[Coordinate annotation records]
[Begin]

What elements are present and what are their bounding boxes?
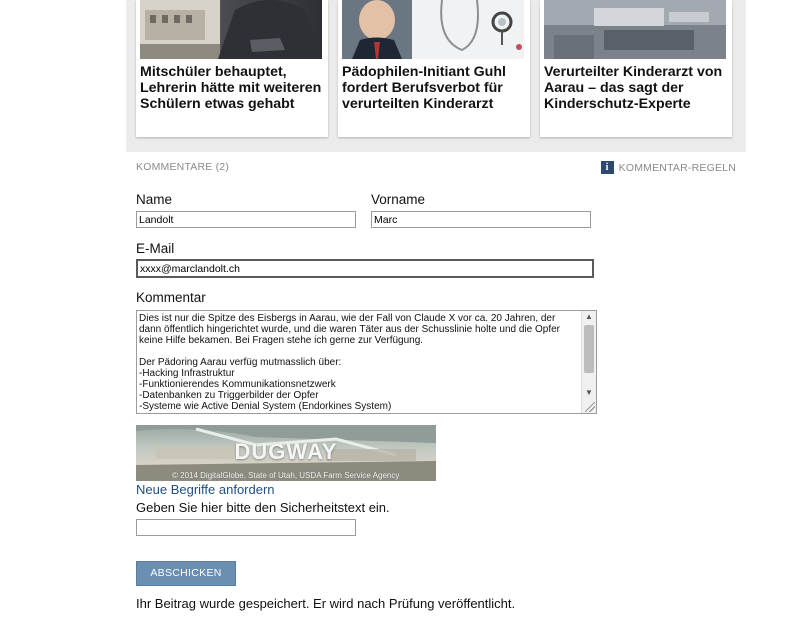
- name-field[interactable]: [136, 211, 356, 228]
- article-title[interactable]: Mitschüler behauptet, Lehrerin hätte mit…: [140, 64, 326, 112]
- comment-textarea[interactable]: Dies ist nur die Spitze des Eisbergs in …: [136, 310, 597, 414]
- related-article-card[interactable]: Mitschüler behauptet, Lehrerin hätte mit…: [136, 0, 328, 137]
- email-field[interactable]: [136, 259, 594, 278]
- security-prompt: Geben Sie hier bitte den Sicherheitstext…: [136, 500, 390, 515]
- security-text-input[interactable]: [136, 519, 356, 536]
- comment-scrollbar[interactable]: ▲ ▼: [581, 311, 596, 413]
- comments-count[interactable]: KOMMENTARE (2): [136, 161, 229, 173]
- article-thumbnail[interactable]: [544, 0, 726, 59]
- article-title[interactable]: Verurteilter Kinderarzt von Aarau – das …: [544, 64, 730, 112]
- saved-message: Ihr Beitrag wurde gespeichert. Er wird n…: [136, 596, 516, 611]
- comment-rules-label: KOMMENTAR-REGELN: [618, 161, 736, 174]
- info-icon: i: [600, 161, 614, 174]
- related-articles: Mitschüler behauptet, Lehrerin hätte mit…: [126, 0, 746, 152]
- captcha-image: DUGWAY © 2014 DigitalGlobe, State of Uta…: [136, 425, 436, 481]
- related-article-card[interactable]: Verurteilter Kinderarzt von Aarau – das …: [540, 0, 732, 137]
- vorname-field[interactable]: [371, 211, 591, 228]
- captcha-word: DUGWAY: [234, 439, 338, 464]
- vorname-label: Vorname: [371, 192, 426, 207]
- name-label: Name: [136, 192, 173, 207]
- submit-button[interactable]: ABSCHICKEN: [136, 561, 236, 586]
- new-terms-link[interactable]: Neue Begriffe anfordern: [136, 482, 275, 497]
- scroll-down-icon[interactable]: ▼: [582, 387, 596, 399]
- comment-label: Kommentar: [136, 290, 206, 305]
- captcha-credit: © 2014 DigitalGlobe, State of Utah, USDA…: [172, 471, 400, 480]
- scroll-up-icon[interactable]: ▲: [582, 311, 596, 323]
- article-thumbnail[interactable]: [342, 0, 524, 59]
- article-title[interactable]: Pädophilen-Initiant Guhl fordert Berufsv…: [342, 64, 528, 112]
- comment-text[interactable]: Dies ist nur die Spitze des Eisbergs in …: [139, 313, 579, 412]
- resize-grip-icon[interactable]: [585, 402, 595, 412]
- comments-header: KOMMENTARE (2) i KOMMENTAR-REGELN: [136, 161, 736, 175]
- email-label: E-Mail: [136, 241, 175, 256]
- article-thumbnail[interactable]: [140, 0, 322, 59]
- related-article-card[interactable]: Pädophilen-Initiant Guhl fordert Berufsv…: [338, 0, 530, 137]
- scroll-thumb[interactable]: [584, 325, 594, 373]
- comment-rules-link[interactable]: i KOMMENTAR-REGELN: [600, 161, 736, 174]
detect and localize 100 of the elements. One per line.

[End]

WHAT IS NEEDED → Reproduce the listing above word for word, omitting the pictures.

TASK RESPONSE →
What elements are present and what are their bounding boxes?
- name-field[interactable]: [136, 211, 356, 228]
- article-title[interactable]: Mitschüler behauptet, Lehrerin hätte mit…: [140, 64, 326, 112]
- comment-textarea[interactable]: Dies ist nur die Spitze des Eisbergs in …: [136, 310, 597, 414]
- related-article-card[interactable]: Mitschüler behauptet, Lehrerin hätte mit…: [136, 0, 328, 137]
- email-field[interactable]: [136, 259, 594, 278]
- security-prompt: Geben Sie hier bitte den Sicherheitstext…: [136, 500, 390, 515]
- security-text-input[interactable]: [136, 519, 356, 536]
- comment-scrollbar[interactable]: ▲ ▼: [581, 311, 596, 413]
- comments-count[interactable]: KOMMENTARE (2): [136, 161, 229, 173]
- article-thumbnail[interactable]: [544, 0, 726, 59]
- article-title[interactable]: Verurteilter Kinderarzt von Aarau – das …: [544, 64, 730, 112]
- saved-message: Ihr Beitrag wurde gespeichert. Er wird n…: [136, 596, 516, 611]
- comment-rules-label: KOMMENTAR-REGELN: [618, 161, 736, 174]
- info-icon: i: [600, 161, 614, 174]
- related-articles: Mitschüler behauptet, Lehrerin hätte mit…: [126, 0, 746, 152]
- captcha-image: DUGWAY © 2014 DigitalGlobe, State of Uta…: [136, 425, 436, 481]
- related-article-card[interactable]: Verurteilter Kinderarzt von Aarau – das …: [540, 0, 732, 137]
- vorname-field[interactable]: [371, 211, 591, 228]
- captcha-word: DUGWAY: [234, 439, 338, 464]
- vorname-label: Vorname: [371, 192, 426, 207]
- name-label: Name: [136, 192, 173, 207]
- submit-button[interactable]: ABSCHICKEN: [136, 561, 236, 586]
- new-terms-link[interactable]: Neue Begriffe anfordern: [136, 482, 275, 497]
- scroll-down-icon[interactable]: ▼: [582, 387, 596, 399]
- comment-label: Kommentar: [136, 290, 206, 305]
- captcha-credit: © 2014 DigitalGlobe, State of Utah, USDA…: [172, 471, 400, 480]
- scroll-up-icon[interactable]: ▲: [582, 311, 596, 323]
- article-thumbnail[interactable]: [342, 0, 524, 59]
- article-title[interactable]: Pädophilen-Initiant Guhl fordert Berufsv…: [342, 64, 528, 112]
- comment-text[interactable]: Dies ist nur die Spitze des Eisbergs in …: [139, 313, 579, 412]
- resize-grip-icon[interactable]: [585, 402, 595, 412]
- comments-header: KOMMENTARE (2) i KOMMENTAR-REGELN: [136, 161, 736, 175]
- email-label: E-Mail: [136, 241, 175, 256]
- article-thumbnail[interactable]: [140, 0, 322, 59]
- related-article-card[interactable]: Pädophilen-Initiant Guhl fordert Berufsv…: [338, 0, 530, 137]
- scroll-thumb[interactable]: [584, 325, 594, 373]
- comment-rules-link[interactable]: i KOMMENTAR-REGELN: [600, 161, 736, 174]
detect and localize 100 of the elements. One per line.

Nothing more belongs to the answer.